_The exercise:_
Reproduce every line of the entries below verbatim, omitting the pictures from your output.

_Collected data:_

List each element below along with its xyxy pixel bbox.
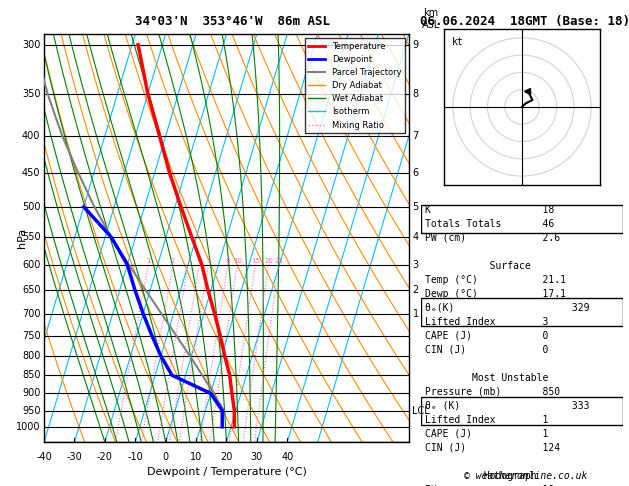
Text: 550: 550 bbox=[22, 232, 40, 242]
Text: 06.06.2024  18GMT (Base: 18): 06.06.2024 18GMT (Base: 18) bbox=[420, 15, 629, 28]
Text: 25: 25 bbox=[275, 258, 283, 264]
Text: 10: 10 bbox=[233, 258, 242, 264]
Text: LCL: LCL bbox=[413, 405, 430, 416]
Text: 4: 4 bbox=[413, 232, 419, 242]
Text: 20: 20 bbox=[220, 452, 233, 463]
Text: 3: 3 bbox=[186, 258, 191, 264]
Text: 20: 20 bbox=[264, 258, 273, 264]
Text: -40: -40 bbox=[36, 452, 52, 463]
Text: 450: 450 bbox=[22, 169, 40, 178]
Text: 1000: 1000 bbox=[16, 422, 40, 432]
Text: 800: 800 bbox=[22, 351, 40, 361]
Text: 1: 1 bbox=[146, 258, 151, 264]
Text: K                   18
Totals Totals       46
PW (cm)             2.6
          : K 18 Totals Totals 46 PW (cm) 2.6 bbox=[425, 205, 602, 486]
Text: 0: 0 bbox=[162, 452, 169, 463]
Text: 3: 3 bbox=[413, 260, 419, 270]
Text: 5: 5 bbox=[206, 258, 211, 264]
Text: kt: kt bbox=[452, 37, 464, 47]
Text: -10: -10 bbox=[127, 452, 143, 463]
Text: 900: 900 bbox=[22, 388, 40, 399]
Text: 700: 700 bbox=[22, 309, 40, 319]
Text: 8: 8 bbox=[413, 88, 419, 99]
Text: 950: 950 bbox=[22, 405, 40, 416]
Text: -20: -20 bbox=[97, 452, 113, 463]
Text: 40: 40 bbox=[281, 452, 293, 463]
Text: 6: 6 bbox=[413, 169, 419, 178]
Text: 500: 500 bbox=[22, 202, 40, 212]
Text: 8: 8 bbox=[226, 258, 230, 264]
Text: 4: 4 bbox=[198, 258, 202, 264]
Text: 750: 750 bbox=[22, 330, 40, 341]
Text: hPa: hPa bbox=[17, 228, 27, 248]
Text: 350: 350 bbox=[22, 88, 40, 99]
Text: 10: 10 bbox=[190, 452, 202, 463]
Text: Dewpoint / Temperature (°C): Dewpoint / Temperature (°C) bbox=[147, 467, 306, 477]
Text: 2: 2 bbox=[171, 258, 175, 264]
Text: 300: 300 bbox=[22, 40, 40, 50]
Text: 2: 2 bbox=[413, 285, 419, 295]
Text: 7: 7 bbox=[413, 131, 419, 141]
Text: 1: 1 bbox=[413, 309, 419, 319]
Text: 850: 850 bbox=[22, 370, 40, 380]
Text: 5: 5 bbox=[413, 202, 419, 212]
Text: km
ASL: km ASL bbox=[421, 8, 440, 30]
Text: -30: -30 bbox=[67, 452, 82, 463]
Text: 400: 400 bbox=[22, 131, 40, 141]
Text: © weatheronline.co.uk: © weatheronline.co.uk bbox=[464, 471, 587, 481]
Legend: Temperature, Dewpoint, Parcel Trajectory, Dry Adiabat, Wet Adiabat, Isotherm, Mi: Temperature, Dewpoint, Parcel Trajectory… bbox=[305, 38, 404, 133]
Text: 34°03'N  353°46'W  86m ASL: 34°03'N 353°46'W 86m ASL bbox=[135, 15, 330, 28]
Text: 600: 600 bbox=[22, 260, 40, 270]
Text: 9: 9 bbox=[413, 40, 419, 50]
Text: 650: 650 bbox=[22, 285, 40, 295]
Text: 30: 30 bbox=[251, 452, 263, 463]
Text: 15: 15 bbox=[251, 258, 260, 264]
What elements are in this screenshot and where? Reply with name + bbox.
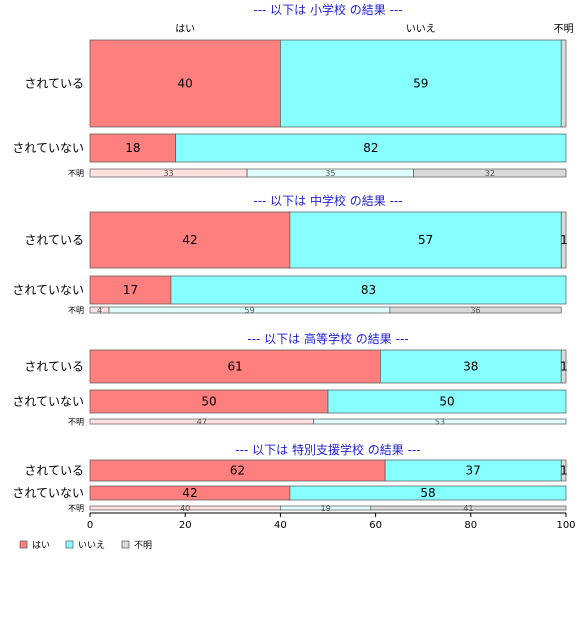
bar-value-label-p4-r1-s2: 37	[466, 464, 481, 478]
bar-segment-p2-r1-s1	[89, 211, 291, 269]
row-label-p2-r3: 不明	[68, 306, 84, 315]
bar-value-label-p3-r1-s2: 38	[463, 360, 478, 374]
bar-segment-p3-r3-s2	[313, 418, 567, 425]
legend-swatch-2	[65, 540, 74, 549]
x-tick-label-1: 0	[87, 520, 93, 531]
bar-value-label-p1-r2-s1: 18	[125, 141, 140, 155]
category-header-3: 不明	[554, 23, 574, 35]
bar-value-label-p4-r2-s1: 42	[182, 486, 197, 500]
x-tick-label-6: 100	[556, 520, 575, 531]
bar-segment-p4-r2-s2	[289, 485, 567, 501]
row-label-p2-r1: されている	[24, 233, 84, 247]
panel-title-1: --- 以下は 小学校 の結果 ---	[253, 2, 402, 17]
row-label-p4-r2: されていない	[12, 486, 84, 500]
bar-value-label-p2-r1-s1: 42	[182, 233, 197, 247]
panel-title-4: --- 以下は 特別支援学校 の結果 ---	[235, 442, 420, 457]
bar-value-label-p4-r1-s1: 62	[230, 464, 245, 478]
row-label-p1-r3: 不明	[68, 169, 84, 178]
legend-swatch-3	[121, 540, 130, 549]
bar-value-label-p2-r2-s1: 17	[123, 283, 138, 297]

_Answer for this exercise:_
List each element below along with its xyxy pixel bbox.
Text: 550: 550 bbox=[22, 232, 40, 242]
Text: 06.06.2024  18GMT (Base: 18): 06.06.2024 18GMT (Base: 18) bbox=[420, 15, 629, 28]
Text: 25: 25 bbox=[275, 258, 283, 264]
Text: 10: 10 bbox=[233, 258, 242, 264]
Text: LCL: LCL bbox=[413, 405, 430, 416]
Text: 4: 4 bbox=[413, 232, 419, 242]
Text: 20: 20 bbox=[220, 452, 233, 463]
Text: 3: 3 bbox=[186, 258, 191, 264]
Text: 20: 20 bbox=[264, 258, 273, 264]
Text: -40: -40 bbox=[36, 452, 52, 463]
Text: 450: 450 bbox=[22, 169, 40, 178]
Text: 1000: 1000 bbox=[16, 422, 40, 432]
Text: 800: 800 bbox=[22, 351, 40, 361]
Text: 1: 1 bbox=[146, 258, 151, 264]
Text: K                   18
Totals Totals       46
PW (cm)             2.6
          : K 18 Totals Totals 46 PW (cm) 2.6 bbox=[425, 205, 602, 486]
Text: 0: 0 bbox=[162, 452, 169, 463]
Text: 3: 3 bbox=[413, 260, 419, 270]
Text: 5: 5 bbox=[206, 258, 211, 264]
Text: kt: kt bbox=[452, 37, 464, 47]
Text: -10: -10 bbox=[127, 452, 143, 463]
Text: 900: 900 bbox=[22, 388, 40, 399]
Text: 700: 700 bbox=[22, 309, 40, 319]
Text: 8: 8 bbox=[413, 88, 419, 99]
Text: 950: 950 bbox=[22, 405, 40, 416]
Text: -20: -20 bbox=[97, 452, 113, 463]
Text: 40: 40 bbox=[281, 452, 293, 463]
Text: 6: 6 bbox=[413, 169, 419, 178]
Text: 500: 500 bbox=[22, 202, 40, 212]
Text: 8: 8 bbox=[226, 258, 230, 264]
Text: 4: 4 bbox=[198, 258, 202, 264]
Text: 750: 750 bbox=[22, 330, 40, 341]
Text: hPa: hPa bbox=[17, 228, 27, 248]
Text: 350: 350 bbox=[22, 88, 40, 99]
Text: 10: 10 bbox=[190, 452, 202, 463]
Text: Dewpoint / Temperature (°C): Dewpoint / Temperature (°C) bbox=[147, 467, 306, 477]
Text: 2: 2 bbox=[171, 258, 175, 264]
Text: 300: 300 bbox=[22, 40, 40, 50]
Text: 2: 2 bbox=[413, 285, 419, 295]
Text: 7: 7 bbox=[413, 131, 419, 141]
Text: 1: 1 bbox=[413, 309, 419, 319]
Text: 850: 850 bbox=[22, 370, 40, 380]
Text: 5: 5 bbox=[413, 202, 419, 212]
Text: km
ASL: km ASL bbox=[421, 8, 440, 30]
Text: -30: -30 bbox=[67, 452, 82, 463]
Text: 400: 400 bbox=[22, 131, 40, 141]
Text: © weatheronline.co.uk: © weatheronline.co.uk bbox=[464, 471, 587, 481]
Legend: Temperature, Dewpoint, Parcel Trajectory, Dry Adiabat, Wet Adiabat, Isotherm, Mi: Temperature, Dewpoint, Parcel Trajectory… bbox=[305, 38, 404, 133]
Text: 34°03'N  353°46'W  86m ASL: 34°03'N 353°46'W 86m ASL bbox=[135, 15, 330, 28]
Text: 600: 600 bbox=[22, 260, 40, 270]
Text: 9: 9 bbox=[413, 40, 419, 50]
Text: 650: 650 bbox=[22, 285, 40, 295]
Text: 30: 30 bbox=[251, 452, 263, 463]
Text: 15: 15 bbox=[251, 258, 260, 264]
What elements are in this screenshot and where? Reply with name + bbox.
bar-value-label-p4-r1-s2: 37	[466, 464, 481, 478]
bar-segment-p2-r1-s1	[89, 211, 291, 269]
row-label-p2-r3: 不明	[68, 306, 84, 315]
bar-value-label-p3-r1-s2: 38	[463, 360, 478, 374]
bar-segment-p3-r3-s2	[313, 418, 567, 425]
legend-swatch-2	[65, 540, 74, 549]
x-tick-label-1: 0	[87, 520, 93, 531]
bar-value-label-p1-r2-s1: 18	[125, 141, 140, 155]
category-header-3: 不明	[554, 23, 574, 35]
bar-value-label-p4-r2-s1: 42	[182, 486, 197, 500]
x-tick-label-6: 100	[556, 520, 575, 531]
bar-segment-p4-r2-s2	[289, 485, 567, 501]
row-label-p2-r1: されている	[24, 233, 84, 247]
panel-title-1: --- 以下は 小学校 の結果 ---	[253, 2, 402, 17]
row-label-p4-r2: されていない	[12, 486, 84, 500]
bar-value-label-p2-r1-s1: 42	[182, 233, 197, 247]
panel-title-4: --- 以下は 特別支援学校 の結果 ---	[235, 442, 420, 457]
bar-value-label-p4-r1-s1: 62	[230, 464, 245, 478]
row-label-p1-r3: 不明	[68, 169, 84, 178]
legend-swatch-3	[121, 540, 130, 549]
bar-value-label-p2-r2-s1: 17	[123, 283, 138, 297]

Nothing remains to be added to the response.